| The request |
Write out every entry exactly as given, but omit the pictures.

Excerpt from a dataset

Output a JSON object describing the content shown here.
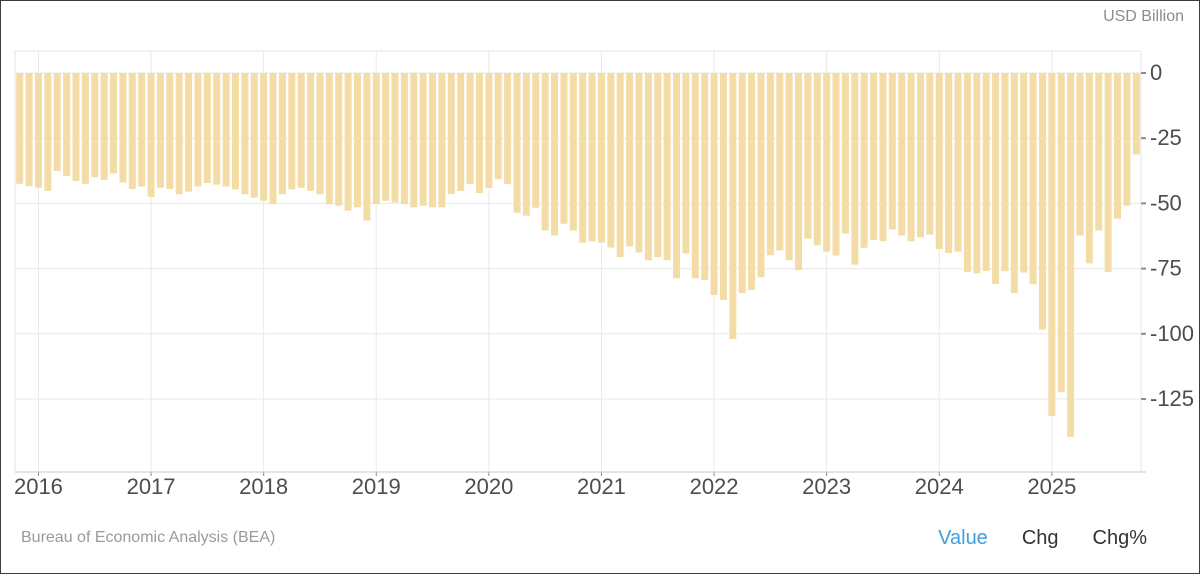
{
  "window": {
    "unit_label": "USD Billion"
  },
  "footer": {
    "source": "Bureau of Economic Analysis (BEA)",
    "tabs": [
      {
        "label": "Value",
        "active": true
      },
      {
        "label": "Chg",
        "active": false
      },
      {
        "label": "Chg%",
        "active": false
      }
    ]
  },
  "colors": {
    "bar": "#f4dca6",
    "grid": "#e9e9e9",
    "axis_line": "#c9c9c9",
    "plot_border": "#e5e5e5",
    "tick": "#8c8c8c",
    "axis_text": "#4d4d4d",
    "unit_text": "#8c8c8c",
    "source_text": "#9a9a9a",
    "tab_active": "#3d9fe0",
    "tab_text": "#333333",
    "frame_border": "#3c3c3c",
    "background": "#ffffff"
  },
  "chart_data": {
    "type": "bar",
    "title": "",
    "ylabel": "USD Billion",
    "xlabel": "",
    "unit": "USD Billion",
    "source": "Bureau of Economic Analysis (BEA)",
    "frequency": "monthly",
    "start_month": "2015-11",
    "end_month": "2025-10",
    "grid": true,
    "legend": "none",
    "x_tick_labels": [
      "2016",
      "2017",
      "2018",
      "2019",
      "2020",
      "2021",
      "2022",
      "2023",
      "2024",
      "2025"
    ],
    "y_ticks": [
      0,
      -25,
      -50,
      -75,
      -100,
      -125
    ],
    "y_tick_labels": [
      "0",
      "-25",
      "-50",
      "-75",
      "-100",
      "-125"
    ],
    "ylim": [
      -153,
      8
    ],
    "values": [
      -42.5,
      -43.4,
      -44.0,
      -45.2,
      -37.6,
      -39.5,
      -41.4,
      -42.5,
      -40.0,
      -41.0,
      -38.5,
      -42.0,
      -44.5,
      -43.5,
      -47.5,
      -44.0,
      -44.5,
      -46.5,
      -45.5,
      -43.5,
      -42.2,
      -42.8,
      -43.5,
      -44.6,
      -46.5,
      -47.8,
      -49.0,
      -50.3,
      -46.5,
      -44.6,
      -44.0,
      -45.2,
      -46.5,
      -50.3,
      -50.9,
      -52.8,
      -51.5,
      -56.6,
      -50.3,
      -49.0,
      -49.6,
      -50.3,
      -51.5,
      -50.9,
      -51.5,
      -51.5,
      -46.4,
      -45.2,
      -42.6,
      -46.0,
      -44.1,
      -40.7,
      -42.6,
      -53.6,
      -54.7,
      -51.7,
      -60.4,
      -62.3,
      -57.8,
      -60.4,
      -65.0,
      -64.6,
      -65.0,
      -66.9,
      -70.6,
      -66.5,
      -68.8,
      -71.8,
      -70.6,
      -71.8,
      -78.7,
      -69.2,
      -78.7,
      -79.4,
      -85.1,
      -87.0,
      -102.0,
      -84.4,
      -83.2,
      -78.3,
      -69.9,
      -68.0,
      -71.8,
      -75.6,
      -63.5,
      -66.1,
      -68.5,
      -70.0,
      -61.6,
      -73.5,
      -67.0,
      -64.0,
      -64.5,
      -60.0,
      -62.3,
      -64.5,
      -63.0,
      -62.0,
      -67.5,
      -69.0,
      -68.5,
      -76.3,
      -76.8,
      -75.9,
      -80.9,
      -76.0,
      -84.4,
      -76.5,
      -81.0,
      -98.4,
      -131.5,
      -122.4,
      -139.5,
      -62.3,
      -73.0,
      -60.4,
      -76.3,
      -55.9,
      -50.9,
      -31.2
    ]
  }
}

| Expected output |
Output a JSON object describing the content shown here.
{
  "window": {
    "unit_label": "USD Billion"
  },
  "footer": {
    "source": "Bureau of Economic Analysis (BEA)",
    "tabs": [
      {
        "label": "Value",
        "active": true
      },
      {
        "label": "Chg",
        "active": false
      },
      {
        "label": "Chg%",
        "active": false
      }
    ]
  },
  "colors": {
    "bar": "#f4dca6",
    "grid": "#e9e9e9",
    "axis_line": "#c9c9c9",
    "plot_border": "#e5e5e5",
    "tick": "#8c8c8c",
    "axis_text": "#4d4d4d",
    "unit_text": "#8c8c8c",
    "source_text": "#9a9a9a",
    "tab_active": "#3d9fe0",
    "tab_text": "#333333",
    "frame_border": "#3c3c3c",
    "background": "#ffffff"
  },
  "chart_data": {
    "type": "bar",
    "title": "",
    "ylabel": "USD Billion",
    "xlabel": "",
    "unit": "USD Billion",
    "source": "Bureau of Economic Analysis (BEA)",
    "frequency": "monthly",
    "start_month": "2015-11",
    "end_month": "2025-10",
    "grid": true,
    "legend": "none",
    "x_tick_labels": [
      "2016",
      "2017",
      "2018",
      "2019",
      "2020",
      "2021",
      "2022",
      "2023",
      "2024",
      "2025"
    ],
    "y_ticks": [
      0,
      -25,
      -50,
      -75,
      -100,
      -125
    ],
    "y_tick_labels": [
      "0",
      "-25",
      "-50",
      "-75",
      "-100",
      "-125"
    ],
    "ylim": [
      -153,
      8
    ],
    "values": [
      -42.5,
      -43.4,
      -44.0,
      -45.2,
      -37.6,
      -39.5,
      -41.4,
      -42.5,
      -40.0,
      -41.0,
      -38.5,
      -42.0,
      -44.5,
      -43.5,
      -47.5,
      -44.0,
      -44.5,
      -46.5,
      -45.5,
      -43.5,
      -42.2,
      -42.8,
      -43.5,
      -44.6,
      -46.5,
      -47.8,
      -49.0,
      -50.3,
      -46.5,
      -44.6,
      -44.0,
      -45.2,
      -46.5,
      -50.3,
      -50.9,
      -52.8,
      -51.5,
      -56.6,
      -50.3,
      -49.0,
      -49.6,
      -50.3,
      -51.5,
      -50.9,
      -51.5,
      -51.5,
      -46.4,
      -45.2,
      -42.6,
      -46.0,
      -44.1,
      -40.7,
      -42.6,
      -53.6,
      -54.7,
      -51.7,
      -60.4,
      -62.3,
      -57.8,
      -60.4,
      -65.0,
      -64.6,
      -65.0,
      -66.9,
      -70.6,
      -66.5,
      -68.8,
      -71.8,
      -70.6,
      -71.8,
      -78.7,
      -69.2,
      -78.7,
      -79.4,
      -85.1,
      -87.0,
      -102.0,
      -84.4,
      -83.2,
      -78.3,
      -69.9,
      -68.0,
      -71.8,
      -75.6,
      -63.5,
      -66.1,
      -68.5,
      -70.0,
      -61.6,
      -73.5,
      -67.0,
      -64.0,
      -64.5,
      -60.0,
      -62.3,
      -64.5,
      -63.0,
      -62.0,
      -67.5,
      -69.0,
      -68.5,
      -76.3,
      -76.8,
      -75.9,
      -80.9,
      -76.0,
      -84.4,
      -76.5,
      -81.0,
      -98.4,
      -131.5,
      -122.4,
      -139.5,
      -62.3,
      -73.0,
      -60.4,
      -76.3,
      -55.9,
      -50.9,
      -31.2
    ]
  }
}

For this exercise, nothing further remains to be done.